>> Begin Data

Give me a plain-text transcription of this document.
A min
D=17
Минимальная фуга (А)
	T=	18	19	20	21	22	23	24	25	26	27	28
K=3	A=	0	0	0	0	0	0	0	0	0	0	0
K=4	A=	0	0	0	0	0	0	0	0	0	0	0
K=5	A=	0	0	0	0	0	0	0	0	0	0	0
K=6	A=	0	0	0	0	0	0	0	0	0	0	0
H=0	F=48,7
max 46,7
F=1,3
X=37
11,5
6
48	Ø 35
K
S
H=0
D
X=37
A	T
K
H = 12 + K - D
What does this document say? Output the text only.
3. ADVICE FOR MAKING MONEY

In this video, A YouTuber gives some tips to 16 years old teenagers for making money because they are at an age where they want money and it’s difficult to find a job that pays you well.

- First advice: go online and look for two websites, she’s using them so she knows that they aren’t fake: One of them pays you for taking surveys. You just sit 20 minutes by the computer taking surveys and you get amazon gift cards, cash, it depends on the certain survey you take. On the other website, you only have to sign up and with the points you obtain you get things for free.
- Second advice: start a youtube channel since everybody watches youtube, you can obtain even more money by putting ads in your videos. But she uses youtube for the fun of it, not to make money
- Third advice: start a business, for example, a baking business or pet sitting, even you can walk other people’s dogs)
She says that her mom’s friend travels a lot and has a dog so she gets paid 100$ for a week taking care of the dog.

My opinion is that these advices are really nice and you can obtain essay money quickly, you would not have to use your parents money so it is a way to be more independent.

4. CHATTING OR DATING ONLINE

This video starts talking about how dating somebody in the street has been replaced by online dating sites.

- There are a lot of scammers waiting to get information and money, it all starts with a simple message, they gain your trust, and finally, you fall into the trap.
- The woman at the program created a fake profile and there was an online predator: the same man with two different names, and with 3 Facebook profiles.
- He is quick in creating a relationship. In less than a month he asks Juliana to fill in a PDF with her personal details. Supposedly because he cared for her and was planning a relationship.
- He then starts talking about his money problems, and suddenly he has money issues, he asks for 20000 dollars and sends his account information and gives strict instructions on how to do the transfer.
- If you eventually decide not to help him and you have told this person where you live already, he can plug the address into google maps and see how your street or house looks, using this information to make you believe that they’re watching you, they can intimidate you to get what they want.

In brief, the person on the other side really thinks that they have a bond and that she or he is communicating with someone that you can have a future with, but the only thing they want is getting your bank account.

>> End Data

▶ Your goal
Quote the listing in full, please, keeping every line exact.

▶ Answer to this task
Give me a plain-text transcription of this document.
A min
D=17
Минимальная фуга (А)
	T=	18	19	20	21	22	23	24	25	26	27	28
K=3	A=	0	0	0	0	0	0	0	0	0	0	0
K=4	A=	0	0	0	0	0	0	0	0	0	0	0
K=5	A=	0	0	0	0	0	0	0	0	0	0	0
K=6	A=	0	0	0	0	0	0	0	0	0	0	0
H=0	F=48,7
max 46,7
F=1,3
X=37
11,5
6
48	Ø 35
K
S
H=0
D
X=37
A	T
K
H = 12 + K - D
What does this document say? Output the text only.
3. ADVICE FOR MAKING MONEY

In this video, A YouTuber gives some tips to 16 years old teenagers for making money because they are at an age where they want money and it’s difficult to find a job that pays you well.

- First advice: go online and look for two websites, she’s using them so she knows that they aren’t fake: One of them pays you for taking surveys. You just sit 20 minutes by the computer taking surveys and you get amazon gift cards, cash, it depends on the certain survey you take. On the other website, you only have to sign up and with the points you obtain you get things for free.
- Second advice: start a youtube channel since everybody watches youtube, you can obtain even more money by putting ads in your videos. But she uses youtube for the fun of it, not to make money
- Third advice: start a business, for example, a baking business or pet sitting, even you can walk other people’s dogs)
She says that her mom’s friend travels a lot and has a dog so she gets paid 100$ for a week taking care of the dog.

My opinion is that these advices are really nice and you can obtain essay money quickly, you would not have to use your parents money so it is a way to be more independent.

4. CHATTING OR DATING ONLINE

This video starts talking about how dating somebody in the street has been replaced by online dating sites.

- There are a lot of scammers waiting to get information and money, it all starts with a simple message, they gain your trust, and finally, you fall into the trap.
- The woman at the program created a fake profile and there was an online predator: the same man with two different names, and with 3 Facebook profiles.
- He is quick in creating a relationship. In less than a month he asks Juliana to fill in a PDF with her personal details. Supposedly because he cared for her and was planning a relationship.
- He then starts talking about his money problems, and suddenly he has money issues, he asks for 20000 dollars and sends his account information and gives strict instructions on how to do the transfer.
- If you eventually decide not to help him and you have told this person where you live already, he can plug the address into google maps and see how your street or house looks, using this information to make you believe that they’re watching you, they can intimidate you to get what they want.

In brief, the person on the other side really thinks that they have a bond and that she or he is communicating with someone that you can have a future with, but the only thing they want is getting your bank account.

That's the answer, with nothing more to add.